• _TASK PROMPT_
Give all of the lines again, with nothing added or dropped.

• _DATA SUPPLIED_
________________________
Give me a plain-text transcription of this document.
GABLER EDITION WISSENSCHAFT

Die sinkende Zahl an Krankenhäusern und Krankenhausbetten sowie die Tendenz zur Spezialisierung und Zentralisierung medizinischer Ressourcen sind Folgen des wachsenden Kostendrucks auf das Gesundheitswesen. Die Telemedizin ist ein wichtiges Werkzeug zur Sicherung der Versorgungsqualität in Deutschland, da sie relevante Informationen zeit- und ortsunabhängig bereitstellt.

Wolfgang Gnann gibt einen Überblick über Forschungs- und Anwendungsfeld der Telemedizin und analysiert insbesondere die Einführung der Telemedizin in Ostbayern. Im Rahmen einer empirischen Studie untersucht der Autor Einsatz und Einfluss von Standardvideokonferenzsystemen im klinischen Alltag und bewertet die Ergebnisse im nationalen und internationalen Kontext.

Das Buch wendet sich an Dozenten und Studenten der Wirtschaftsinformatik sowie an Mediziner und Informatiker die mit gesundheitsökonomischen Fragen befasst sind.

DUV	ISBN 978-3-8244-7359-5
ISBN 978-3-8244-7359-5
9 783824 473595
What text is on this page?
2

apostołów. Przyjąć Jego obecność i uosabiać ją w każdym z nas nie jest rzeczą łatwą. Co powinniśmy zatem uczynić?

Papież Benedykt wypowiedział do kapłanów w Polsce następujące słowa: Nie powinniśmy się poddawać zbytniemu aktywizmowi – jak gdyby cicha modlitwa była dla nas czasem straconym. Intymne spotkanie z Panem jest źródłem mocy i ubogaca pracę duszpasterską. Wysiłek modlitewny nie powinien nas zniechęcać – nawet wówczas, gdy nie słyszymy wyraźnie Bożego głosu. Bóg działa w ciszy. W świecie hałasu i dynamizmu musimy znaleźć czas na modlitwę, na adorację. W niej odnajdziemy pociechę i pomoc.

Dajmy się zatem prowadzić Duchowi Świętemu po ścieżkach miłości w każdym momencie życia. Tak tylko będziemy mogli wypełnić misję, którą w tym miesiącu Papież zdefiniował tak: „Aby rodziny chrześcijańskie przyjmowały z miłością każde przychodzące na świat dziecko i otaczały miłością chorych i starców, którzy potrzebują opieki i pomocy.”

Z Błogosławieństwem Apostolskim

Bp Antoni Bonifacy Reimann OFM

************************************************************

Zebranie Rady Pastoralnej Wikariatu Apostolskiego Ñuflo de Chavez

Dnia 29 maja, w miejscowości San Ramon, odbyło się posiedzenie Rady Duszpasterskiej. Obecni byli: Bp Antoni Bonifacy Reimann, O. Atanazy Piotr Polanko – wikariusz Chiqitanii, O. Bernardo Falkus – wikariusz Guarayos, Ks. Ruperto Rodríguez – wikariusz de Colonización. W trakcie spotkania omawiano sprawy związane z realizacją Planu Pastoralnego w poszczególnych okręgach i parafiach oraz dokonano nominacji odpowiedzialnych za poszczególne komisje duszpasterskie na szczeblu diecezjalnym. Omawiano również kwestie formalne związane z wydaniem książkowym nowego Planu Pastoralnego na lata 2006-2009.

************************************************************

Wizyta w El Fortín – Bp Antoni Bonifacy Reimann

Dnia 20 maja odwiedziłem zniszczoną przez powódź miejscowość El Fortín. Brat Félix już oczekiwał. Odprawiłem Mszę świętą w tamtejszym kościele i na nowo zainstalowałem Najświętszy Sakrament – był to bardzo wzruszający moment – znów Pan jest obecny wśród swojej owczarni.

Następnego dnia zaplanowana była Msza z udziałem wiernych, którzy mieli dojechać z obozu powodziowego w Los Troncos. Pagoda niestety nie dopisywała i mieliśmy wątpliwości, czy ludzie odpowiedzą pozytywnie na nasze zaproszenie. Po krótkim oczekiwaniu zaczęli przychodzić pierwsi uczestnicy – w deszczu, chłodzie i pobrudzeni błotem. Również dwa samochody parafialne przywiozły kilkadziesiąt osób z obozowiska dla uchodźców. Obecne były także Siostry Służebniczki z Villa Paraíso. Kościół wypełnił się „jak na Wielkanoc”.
________________________
• _THE RESPONSE_
Give me a plain-text transcription of this document.
GABLER EDITION WISSENSCHAFT

Die sinkende Zahl an Krankenhäusern und Krankenhausbetten sowie die Tendenz zur Spezialisierung und Zentralisierung medizinischer Ressourcen sind Folgen des wachsenden Kostendrucks auf das Gesundheitswesen. Die Telemedizin ist ein wichtiges Werkzeug zur Sicherung der Versorgungsqualität in Deutschland, da sie relevante Informationen zeit- und ortsunabhängig bereitstellt.

Wolfgang Gnann gibt einen Überblick über Forschungs- und Anwendungsfeld der Telemedizin und analysiert insbesondere die Einführung der Telemedizin in Ostbayern. Im Rahmen einer empirischen Studie untersucht der Autor Einsatz und Einfluss von Standardvideokonferenzsystemen im klinischen Alltag und bewertet die Ergebnisse im nationalen und internationalen Kontext.

Das Buch wendet sich an Dozenten und Studenten der Wirtschaftsinformatik sowie an Mediziner und Informatiker die mit gesundheitsökonomischen Fragen befasst sind.

DUV	ISBN 978-3-8244-7359-5
ISBN 978-3-8244-7359-5
9 783824 473595
What text is on this page?
2

apostołów. Przyjąć Jego obecność i uosabiać ją w każdym z nas nie jest rzeczą łatwą. Co powinniśmy zatem uczynić?

Papież Benedykt wypowiedział do kapłanów w Polsce następujące słowa: Nie powinniśmy się poddawać zbytniemu aktywizmowi – jak gdyby cicha modlitwa była dla nas czasem straconym. Intymne spotkanie z Panem jest źródłem mocy i ubogaca pracę duszpasterską. Wysiłek modlitewny nie powinien nas zniechęcać – nawet wówczas, gdy nie słyszymy wyraźnie Bożego głosu. Bóg działa w ciszy. W świecie hałasu i dynamizmu musimy znaleźć czas na modlitwę, na adorację. W niej odnajdziemy pociechę i pomoc.

Dajmy się zatem prowadzić Duchowi Świętemu po ścieżkach miłości w każdym momencie życia. Tak tylko będziemy mogli wypełnić misję, którą w tym miesiącu Papież zdefiniował tak: „Aby rodziny chrześcijańskie przyjmowały z miłością każde przychodzące na świat dziecko i otaczały miłością chorych i starców, którzy potrzebują opieki i pomocy.”

Z Błogosławieństwem Apostolskim

Bp Antoni Bonifacy Reimann OFM

************************************************************

Zebranie Rady Pastoralnej Wikariatu Apostolskiego Ñuflo de Chavez

Dnia 29 maja, w miejscowości San Ramon, odbyło się posiedzenie Rady Duszpasterskiej. Obecni byli: Bp Antoni Bonifacy Reimann, O. Atanazy Piotr Polanko – wikariusz Chiqitanii, O. Bernardo Falkus – wikariusz Guarayos, Ks. Ruperto Rodríguez – wikariusz de Colonización. W trakcie spotkania omawiano sprawy związane z realizacją Planu Pastoralnego w poszczególnych okręgach i parafiach oraz dokonano nominacji odpowiedzialnych za poszczególne komisje duszpasterskie na szczeblu diecezjalnym. Omawiano również kwestie formalne związane z wydaniem książkowym nowego Planu Pastoralnego na lata 2006-2009.

************************************************************

Wizyta w El Fortín – Bp Antoni Bonifacy Reimann

Dnia 20 maja odwiedziłem zniszczoną przez powódź miejscowość El Fortín. Brat Félix już oczekiwał. Odprawiłem Mszę świętą w tamtejszym kościele i na nowo zainstalowałem Najświętszy Sakrament – był to bardzo wzruszający moment – znów Pan jest obecny wśród swojej owczarni.

Następnego dnia zaplanowana była Msza z udziałem wiernych, którzy mieli dojechać z obozu powodziowego w Los Troncos. Pagoda niestety nie dopisywała i mieliśmy wątpliwości, czy ludzie odpowiedzą pozytywnie na nasze zaproszenie. Po krótkim oczekiwaniu zaczęli przychodzić pierwsi uczestnicy – w deszczu, chłodzie i pobrudzeni błotem. Również dwa samochody parafialne przywiozły kilkadziesiąt osób z obozowiska dla uchodźców. Obecne były także Siostry Służebniczki z Villa Paraíso. Kościół wypełnił się „jak na Wielkanoc”.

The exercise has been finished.